WHAT IS BEING ASKED — Look through the records below, and copy out every line that holds the string "married".
····················
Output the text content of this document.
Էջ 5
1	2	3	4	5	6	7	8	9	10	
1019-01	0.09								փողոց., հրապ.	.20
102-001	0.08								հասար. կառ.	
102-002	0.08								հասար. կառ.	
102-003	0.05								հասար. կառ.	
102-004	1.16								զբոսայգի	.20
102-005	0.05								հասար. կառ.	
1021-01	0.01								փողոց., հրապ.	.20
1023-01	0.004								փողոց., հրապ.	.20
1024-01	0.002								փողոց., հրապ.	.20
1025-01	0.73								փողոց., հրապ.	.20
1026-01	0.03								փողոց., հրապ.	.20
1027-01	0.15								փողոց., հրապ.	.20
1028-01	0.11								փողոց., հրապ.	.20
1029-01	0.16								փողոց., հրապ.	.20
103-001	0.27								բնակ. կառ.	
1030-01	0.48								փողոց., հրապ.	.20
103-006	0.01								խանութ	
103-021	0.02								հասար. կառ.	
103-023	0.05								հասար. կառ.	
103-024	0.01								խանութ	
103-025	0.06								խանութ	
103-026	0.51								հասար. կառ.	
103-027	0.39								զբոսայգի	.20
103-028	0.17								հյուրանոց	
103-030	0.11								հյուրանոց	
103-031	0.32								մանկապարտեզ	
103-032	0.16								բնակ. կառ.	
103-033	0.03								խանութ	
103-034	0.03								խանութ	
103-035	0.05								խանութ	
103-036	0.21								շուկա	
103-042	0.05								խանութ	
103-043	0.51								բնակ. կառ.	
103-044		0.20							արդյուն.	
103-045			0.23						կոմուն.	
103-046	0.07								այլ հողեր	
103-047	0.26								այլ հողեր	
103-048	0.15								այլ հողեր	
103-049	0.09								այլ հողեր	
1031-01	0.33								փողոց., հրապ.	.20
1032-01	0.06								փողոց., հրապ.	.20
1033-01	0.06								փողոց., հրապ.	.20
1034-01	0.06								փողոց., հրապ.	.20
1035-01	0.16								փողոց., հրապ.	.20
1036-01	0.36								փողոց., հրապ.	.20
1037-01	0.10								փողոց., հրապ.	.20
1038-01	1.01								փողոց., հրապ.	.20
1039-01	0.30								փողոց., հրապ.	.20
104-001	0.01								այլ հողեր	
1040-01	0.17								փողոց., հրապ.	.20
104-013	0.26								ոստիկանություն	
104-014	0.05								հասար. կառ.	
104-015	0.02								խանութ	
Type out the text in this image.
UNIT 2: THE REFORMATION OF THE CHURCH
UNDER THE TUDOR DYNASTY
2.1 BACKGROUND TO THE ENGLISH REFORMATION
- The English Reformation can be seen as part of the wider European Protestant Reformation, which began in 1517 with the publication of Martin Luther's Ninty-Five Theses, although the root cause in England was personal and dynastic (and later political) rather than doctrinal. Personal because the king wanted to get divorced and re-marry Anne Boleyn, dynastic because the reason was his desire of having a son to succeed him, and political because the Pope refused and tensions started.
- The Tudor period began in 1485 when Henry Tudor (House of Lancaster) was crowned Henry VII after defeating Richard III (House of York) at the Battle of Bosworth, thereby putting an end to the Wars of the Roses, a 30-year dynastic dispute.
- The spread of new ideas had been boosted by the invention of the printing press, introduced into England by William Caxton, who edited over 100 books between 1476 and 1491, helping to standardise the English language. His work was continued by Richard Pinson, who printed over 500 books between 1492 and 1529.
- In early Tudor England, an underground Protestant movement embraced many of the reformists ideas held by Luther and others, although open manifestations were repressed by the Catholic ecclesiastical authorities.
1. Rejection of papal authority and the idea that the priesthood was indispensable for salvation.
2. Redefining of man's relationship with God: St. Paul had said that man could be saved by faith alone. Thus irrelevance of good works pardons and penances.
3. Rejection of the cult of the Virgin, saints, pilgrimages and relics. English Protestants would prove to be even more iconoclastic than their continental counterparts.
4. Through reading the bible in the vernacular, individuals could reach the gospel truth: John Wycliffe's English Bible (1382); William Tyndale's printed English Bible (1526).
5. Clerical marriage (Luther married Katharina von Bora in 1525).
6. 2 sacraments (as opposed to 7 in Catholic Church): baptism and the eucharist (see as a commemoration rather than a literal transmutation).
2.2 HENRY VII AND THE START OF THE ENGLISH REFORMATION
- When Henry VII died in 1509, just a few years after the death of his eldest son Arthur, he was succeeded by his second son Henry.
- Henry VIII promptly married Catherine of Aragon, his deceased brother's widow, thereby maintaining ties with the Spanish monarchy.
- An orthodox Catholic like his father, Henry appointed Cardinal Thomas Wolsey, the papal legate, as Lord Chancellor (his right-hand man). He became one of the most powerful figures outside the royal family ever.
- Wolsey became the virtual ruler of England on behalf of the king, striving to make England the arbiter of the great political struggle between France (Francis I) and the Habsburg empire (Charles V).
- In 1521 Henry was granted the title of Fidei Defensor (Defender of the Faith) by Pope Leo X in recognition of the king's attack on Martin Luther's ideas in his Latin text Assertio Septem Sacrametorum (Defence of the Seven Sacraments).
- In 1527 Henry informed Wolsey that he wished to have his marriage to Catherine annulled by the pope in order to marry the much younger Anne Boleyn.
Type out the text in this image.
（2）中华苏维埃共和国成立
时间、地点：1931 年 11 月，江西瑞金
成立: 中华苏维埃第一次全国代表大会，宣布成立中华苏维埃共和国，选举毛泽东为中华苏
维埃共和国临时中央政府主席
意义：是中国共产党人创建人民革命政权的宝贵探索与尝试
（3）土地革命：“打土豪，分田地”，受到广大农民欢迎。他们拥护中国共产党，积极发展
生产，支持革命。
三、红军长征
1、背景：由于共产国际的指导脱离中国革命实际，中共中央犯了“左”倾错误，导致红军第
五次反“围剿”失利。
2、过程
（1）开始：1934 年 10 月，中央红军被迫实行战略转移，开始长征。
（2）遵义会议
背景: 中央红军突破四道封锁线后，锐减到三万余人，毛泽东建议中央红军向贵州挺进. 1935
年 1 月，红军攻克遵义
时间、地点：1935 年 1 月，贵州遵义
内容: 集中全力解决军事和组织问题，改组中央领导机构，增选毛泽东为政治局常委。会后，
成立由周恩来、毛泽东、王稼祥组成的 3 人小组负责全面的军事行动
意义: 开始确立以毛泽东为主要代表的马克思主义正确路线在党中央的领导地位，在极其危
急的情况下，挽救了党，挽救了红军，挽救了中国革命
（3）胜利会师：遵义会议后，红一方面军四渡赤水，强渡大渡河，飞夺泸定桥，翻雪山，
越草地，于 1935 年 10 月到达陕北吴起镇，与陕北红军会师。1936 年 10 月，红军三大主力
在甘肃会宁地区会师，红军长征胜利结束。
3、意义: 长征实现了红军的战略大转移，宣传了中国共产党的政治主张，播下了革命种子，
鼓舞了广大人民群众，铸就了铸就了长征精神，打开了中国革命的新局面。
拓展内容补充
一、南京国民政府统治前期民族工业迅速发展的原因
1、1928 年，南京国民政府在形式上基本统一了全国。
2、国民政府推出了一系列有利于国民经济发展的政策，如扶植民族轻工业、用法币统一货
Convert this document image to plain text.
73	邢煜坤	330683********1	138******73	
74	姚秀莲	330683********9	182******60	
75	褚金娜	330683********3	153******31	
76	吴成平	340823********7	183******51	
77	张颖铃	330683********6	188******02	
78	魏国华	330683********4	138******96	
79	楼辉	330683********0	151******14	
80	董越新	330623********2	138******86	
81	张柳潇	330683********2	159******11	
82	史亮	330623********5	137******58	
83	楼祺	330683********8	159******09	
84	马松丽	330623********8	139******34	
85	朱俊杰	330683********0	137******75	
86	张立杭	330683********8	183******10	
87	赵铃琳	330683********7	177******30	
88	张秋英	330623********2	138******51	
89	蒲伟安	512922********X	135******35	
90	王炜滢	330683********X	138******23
····················
FULL SOLUTION —
5. Clerical marriage (Luther married Katharina von Bora in 1525).
- Henry VIII promptly married Catherine of Aragon, his deceased brother's widow, thereby maintaining ties with the Spanish monarchy.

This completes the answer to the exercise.